• Prompt
Using the data below, gather each line that includes the word "cycle".

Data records
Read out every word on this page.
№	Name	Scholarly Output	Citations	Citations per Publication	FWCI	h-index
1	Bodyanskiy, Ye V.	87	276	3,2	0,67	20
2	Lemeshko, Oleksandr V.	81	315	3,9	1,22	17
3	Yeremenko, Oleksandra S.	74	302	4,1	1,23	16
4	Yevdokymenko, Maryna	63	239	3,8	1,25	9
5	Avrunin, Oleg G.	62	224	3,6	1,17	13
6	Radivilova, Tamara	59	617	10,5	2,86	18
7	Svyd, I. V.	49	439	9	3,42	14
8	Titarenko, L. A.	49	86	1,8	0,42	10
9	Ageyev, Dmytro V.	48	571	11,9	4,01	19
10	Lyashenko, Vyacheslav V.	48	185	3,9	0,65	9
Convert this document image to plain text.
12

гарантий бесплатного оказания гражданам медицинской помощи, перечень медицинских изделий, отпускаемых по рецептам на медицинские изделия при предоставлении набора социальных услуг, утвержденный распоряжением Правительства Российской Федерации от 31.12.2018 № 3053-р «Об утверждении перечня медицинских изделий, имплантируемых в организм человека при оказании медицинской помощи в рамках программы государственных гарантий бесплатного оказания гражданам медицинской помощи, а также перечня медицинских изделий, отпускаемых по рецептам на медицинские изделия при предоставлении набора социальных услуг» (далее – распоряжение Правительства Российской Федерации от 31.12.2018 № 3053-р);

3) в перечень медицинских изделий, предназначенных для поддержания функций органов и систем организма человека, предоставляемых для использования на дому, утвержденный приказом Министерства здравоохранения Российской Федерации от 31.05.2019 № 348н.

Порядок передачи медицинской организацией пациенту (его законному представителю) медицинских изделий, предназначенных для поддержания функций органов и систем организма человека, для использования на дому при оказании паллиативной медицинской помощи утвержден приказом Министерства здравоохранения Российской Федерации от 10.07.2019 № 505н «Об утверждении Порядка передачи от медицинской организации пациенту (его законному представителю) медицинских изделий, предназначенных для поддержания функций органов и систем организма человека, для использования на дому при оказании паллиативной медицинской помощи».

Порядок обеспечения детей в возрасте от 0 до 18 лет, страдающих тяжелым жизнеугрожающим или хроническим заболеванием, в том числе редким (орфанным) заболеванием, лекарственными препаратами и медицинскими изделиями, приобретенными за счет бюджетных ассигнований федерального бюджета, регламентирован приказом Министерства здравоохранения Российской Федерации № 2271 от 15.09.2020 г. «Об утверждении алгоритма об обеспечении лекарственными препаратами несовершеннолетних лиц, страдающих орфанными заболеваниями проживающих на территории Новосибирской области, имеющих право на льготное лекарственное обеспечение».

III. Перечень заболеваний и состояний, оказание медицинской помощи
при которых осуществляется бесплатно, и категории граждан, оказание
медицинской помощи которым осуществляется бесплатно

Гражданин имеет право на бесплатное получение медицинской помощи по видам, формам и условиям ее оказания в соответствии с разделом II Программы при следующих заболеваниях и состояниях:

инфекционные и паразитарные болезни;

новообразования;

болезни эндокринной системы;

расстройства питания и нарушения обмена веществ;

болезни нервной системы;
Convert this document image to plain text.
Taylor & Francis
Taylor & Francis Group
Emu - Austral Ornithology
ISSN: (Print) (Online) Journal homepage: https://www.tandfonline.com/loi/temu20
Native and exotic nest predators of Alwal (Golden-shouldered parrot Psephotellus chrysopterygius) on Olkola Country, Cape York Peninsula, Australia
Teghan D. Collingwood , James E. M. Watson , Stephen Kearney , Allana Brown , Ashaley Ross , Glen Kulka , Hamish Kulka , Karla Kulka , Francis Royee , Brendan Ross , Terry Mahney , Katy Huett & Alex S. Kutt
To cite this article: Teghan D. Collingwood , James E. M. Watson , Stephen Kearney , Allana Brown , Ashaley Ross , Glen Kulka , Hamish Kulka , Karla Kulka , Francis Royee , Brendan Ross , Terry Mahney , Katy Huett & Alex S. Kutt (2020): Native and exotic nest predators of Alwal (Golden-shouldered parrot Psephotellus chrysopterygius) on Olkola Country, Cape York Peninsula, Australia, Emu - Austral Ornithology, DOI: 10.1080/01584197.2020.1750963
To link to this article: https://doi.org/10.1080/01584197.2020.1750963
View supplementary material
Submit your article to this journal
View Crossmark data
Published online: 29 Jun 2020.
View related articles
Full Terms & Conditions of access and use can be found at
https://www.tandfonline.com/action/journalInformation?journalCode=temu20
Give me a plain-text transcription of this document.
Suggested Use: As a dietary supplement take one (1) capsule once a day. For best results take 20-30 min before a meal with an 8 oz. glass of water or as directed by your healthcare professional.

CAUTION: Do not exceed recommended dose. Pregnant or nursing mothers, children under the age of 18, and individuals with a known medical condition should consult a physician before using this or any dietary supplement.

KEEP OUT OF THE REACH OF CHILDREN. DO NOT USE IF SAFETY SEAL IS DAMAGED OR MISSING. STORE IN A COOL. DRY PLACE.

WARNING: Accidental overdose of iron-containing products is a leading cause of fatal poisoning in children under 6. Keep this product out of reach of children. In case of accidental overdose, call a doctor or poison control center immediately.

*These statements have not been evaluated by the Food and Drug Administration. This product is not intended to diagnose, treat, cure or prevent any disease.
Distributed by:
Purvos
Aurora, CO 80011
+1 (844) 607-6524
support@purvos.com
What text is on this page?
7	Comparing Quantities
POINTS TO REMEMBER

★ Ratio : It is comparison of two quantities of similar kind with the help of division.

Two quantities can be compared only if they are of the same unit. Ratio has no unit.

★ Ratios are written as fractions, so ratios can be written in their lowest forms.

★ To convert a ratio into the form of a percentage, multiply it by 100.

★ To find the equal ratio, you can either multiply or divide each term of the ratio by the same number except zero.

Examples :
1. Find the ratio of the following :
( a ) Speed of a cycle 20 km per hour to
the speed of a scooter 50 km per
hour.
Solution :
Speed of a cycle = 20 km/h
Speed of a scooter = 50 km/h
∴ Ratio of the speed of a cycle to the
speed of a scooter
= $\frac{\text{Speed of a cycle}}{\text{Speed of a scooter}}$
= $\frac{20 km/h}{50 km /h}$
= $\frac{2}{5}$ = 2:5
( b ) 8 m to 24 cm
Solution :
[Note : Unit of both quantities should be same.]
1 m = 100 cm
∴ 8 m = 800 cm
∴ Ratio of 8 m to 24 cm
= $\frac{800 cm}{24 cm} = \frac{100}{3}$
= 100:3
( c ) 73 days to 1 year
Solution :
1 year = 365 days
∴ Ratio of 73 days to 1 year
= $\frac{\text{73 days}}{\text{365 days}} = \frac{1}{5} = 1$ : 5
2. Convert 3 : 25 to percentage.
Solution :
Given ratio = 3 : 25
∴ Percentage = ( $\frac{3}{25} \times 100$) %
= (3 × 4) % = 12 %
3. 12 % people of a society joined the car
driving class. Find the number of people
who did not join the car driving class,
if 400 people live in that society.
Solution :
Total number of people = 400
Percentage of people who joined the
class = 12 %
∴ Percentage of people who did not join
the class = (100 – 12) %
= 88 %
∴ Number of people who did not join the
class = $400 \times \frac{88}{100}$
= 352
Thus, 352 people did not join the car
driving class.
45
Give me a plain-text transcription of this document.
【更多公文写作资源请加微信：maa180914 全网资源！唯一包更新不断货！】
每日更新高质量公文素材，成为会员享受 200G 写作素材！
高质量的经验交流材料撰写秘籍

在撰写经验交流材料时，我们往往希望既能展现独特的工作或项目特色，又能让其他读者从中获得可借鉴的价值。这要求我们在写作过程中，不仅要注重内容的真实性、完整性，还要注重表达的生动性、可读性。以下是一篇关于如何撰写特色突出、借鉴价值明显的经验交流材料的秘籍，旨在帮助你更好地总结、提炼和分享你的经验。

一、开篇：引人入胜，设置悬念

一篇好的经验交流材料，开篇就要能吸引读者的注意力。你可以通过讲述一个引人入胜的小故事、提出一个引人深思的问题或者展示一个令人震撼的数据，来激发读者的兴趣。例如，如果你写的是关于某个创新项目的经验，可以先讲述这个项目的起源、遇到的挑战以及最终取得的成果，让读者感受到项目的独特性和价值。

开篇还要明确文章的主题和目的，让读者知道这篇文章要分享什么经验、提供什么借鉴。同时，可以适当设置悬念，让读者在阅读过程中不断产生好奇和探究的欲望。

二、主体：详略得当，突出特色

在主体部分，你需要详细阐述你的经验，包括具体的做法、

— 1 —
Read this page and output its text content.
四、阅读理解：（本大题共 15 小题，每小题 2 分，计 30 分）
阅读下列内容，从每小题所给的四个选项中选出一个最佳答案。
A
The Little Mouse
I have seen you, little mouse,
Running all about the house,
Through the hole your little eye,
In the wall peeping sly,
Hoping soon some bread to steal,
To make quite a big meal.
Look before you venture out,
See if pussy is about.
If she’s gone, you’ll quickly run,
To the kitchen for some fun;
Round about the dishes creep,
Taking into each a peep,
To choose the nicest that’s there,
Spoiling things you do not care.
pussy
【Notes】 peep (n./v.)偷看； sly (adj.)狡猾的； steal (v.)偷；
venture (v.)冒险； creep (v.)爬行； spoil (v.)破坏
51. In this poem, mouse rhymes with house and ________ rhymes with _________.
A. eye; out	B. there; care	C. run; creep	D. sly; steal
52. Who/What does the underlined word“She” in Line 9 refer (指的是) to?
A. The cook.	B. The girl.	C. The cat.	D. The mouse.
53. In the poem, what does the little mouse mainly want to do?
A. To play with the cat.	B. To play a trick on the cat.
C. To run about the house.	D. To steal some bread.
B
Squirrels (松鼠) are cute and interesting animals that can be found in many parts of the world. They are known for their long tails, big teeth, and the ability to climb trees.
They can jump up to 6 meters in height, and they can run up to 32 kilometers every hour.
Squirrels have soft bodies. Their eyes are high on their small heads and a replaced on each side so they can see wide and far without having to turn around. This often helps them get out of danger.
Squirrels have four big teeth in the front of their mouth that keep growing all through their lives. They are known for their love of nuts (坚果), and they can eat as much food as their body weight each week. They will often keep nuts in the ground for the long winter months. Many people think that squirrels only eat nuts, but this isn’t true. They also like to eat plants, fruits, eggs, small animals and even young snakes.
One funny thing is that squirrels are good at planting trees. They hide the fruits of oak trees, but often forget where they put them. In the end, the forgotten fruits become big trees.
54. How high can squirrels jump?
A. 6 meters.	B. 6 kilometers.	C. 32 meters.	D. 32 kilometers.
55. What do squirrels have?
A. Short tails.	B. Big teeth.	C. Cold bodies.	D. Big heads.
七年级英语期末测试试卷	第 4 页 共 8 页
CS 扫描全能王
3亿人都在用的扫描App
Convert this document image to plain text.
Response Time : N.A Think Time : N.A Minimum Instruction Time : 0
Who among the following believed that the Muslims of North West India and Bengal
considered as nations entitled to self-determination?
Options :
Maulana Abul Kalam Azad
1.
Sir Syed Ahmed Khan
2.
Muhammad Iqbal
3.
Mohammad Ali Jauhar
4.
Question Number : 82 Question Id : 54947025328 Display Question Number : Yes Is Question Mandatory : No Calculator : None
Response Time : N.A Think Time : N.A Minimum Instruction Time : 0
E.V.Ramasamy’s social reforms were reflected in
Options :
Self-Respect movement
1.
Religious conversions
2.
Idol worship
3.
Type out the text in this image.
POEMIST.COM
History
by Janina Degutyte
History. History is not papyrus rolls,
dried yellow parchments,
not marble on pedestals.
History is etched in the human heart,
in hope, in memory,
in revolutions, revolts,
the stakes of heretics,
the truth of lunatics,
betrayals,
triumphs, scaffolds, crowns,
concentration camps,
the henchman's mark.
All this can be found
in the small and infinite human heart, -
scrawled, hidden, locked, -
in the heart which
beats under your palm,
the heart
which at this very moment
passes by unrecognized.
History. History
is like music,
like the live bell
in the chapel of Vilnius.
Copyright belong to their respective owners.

• Task output
( a ) Speed of a cycle 20 km per hour to
Speed of a cycle = 20 km/h
∴ Ratio of the speed of a cycle to the
= $\frac{\text{Speed of a cycle}}{\text{Speed of a scooter}}$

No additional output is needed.